* [Problem description]: All records below must be retyped exactly.
◆ ◆ ◆ ◆ ◆
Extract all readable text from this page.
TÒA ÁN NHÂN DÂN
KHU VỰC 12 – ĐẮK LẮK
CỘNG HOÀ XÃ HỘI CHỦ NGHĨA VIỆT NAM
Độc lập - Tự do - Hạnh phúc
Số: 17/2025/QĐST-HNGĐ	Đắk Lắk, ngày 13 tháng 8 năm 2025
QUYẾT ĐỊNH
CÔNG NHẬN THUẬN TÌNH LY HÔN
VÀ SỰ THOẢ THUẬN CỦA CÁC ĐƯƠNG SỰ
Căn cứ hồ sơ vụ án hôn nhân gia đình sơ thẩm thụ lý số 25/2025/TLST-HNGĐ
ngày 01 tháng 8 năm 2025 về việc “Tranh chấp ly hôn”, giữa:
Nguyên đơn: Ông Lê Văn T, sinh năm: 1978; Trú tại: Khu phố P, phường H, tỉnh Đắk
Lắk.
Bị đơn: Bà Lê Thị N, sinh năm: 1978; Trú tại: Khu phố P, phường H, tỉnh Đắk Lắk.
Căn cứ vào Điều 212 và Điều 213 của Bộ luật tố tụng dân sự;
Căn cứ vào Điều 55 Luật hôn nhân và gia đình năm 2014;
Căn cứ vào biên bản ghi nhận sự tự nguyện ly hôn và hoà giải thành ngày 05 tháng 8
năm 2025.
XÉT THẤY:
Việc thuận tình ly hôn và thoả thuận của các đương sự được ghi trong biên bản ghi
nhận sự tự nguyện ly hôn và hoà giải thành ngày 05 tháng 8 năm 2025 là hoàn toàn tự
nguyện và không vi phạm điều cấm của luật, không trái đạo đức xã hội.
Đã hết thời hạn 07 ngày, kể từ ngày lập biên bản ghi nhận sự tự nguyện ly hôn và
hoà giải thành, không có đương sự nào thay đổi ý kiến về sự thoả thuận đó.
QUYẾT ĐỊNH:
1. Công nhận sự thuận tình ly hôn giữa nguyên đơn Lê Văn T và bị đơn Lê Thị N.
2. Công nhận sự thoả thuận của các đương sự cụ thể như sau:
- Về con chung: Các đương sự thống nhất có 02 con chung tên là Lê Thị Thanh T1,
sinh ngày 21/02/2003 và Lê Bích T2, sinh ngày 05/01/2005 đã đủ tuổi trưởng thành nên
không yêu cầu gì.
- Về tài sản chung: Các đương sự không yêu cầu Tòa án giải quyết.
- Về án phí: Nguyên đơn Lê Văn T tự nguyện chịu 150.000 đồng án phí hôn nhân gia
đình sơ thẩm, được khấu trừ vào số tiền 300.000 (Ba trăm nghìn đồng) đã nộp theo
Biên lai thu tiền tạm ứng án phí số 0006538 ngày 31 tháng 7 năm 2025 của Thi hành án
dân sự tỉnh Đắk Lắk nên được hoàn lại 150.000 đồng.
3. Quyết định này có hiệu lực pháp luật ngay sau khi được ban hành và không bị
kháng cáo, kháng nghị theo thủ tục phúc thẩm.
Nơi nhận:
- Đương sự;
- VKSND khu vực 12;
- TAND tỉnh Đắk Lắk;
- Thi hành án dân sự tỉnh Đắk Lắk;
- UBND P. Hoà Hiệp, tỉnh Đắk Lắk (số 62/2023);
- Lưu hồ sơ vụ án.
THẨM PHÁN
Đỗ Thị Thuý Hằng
◆ ◆ ◆ ◆ ◆
* [Completed exercise]:
Extract all readable text from this page.
TÒA ÁN NHÂN DÂN
KHU VỰC 12 – ĐẮK LẮK
CỘNG HOÀ XÃ HỘI CHỦ NGHĨA VIỆT NAM
Độc lập - Tự do - Hạnh phúc
Số: 17/2025/QĐST-HNGĐ	Đắk Lắk, ngày 13 tháng 8 năm 2025
QUYẾT ĐỊNH
CÔNG NHẬN THUẬN TÌNH LY HÔN
VÀ SỰ THOẢ THUẬN CỦA CÁC ĐƯƠNG SỰ
Căn cứ hồ sơ vụ án hôn nhân gia đình sơ thẩm thụ lý số 25/2025/TLST-HNGĐ
ngày 01 tháng 8 năm 2025 về việc “Tranh chấp ly hôn”, giữa:
Nguyên đơn: Ông Lê Văn T, sinh năm: 1978; Trú tại: Khu phố P, phường H, tỉnh Đắk
Lắk.
Bị đơn: Bà Lê Thị N, sinh năm: 1978; Trú tại: Khu phố P, phường H, tỉnh Đắk Lắk.
Căn cứ vào Điều 212 và Điều 213 của Bộ luật tố tụng dân sự;
Căn cứ vào Điều 55 Luật hôn nhân và gia đình năm 2014;
Căn cứ vào biên bản ghi nhận sự tự nguyện ly hôn và hoà giải thành ngày 05 tháng 8
năm 2025.
XÉT THẤY:
Việc thuận tình ly hôn và thoả thuận của các đương sự được ghi trong biên bản ghi
nhận sự tự nguyện ly hôn và hoà giải thành ngày 05 tháng 8 năm 2025 là hoàn toàn tự
nguyện và không vi phạm điều cấm của luật, không trái đạo đức xã hội.
Đã hết thời hạn 07 ngày, kể từ ngày lập biên bản ghi nhận sự tự nguyện ly hôn và
hoà giải thành, không có đương sự nào thay đổi ý kiến về sự thoả thuận đó.
QUYẾT ĐỊNH:
1. Công nhận sự thuận tình ly hôn giữa nguyên đơn Lê Văn T và bị đơn Lê Thị N.
2. Công nhận sự thoả thuận của các đương sự cụ thể như sau:
- Về con chung: Các đương sự thống nhất có 02 con chung tên là Lê Thị Thanh T1,
sinh ngày 21/02/2003 và Lê Bích T2, sinh ngày 05/01/2005 đã đủ tuổi trưởng thành nên
không yêu cầu gì.
- Về tài sản chung: Các đương sự không yêu cầu Tòa án giải quyết.
- Về án phí: Nguyên đơn Lê Văn T tự nguyện chịu 150.000 đồng án phí hôn nhân gia
đình sơ thẩm, được khấu trừ vào số tiền 300.000 (Ba trăm nghìn đồng) đã nộp theo
Biên lai thu tiền tạm ứng án phí số 0006538 ngày 31 tháng 7 năm 2025 của Thi hành án
dân sự tỉnh Đắk Lắk nên được hoàn lại 150.000 đồng.
3. Quyết định này có hiệu lực pháp luật ngay sau khi được ban hành và không bị
kháng cáo, kháng nghị theo thủ tục phúc thẩm.
Nơi nhận:
- Đương sự;
- VKSND khu vực 12;
- TAND tỉnh Đắk Lắk;
- Thi hành án dân sự tỉnh Đắk Lắk;
- UBND P. Hoà Hiệp, tỉnh Đắk Lắk (số 62/2023);
- Lưu hồ sơ vụ án.
THẨM PHÁN
Đỗ Thị Thuý Hằng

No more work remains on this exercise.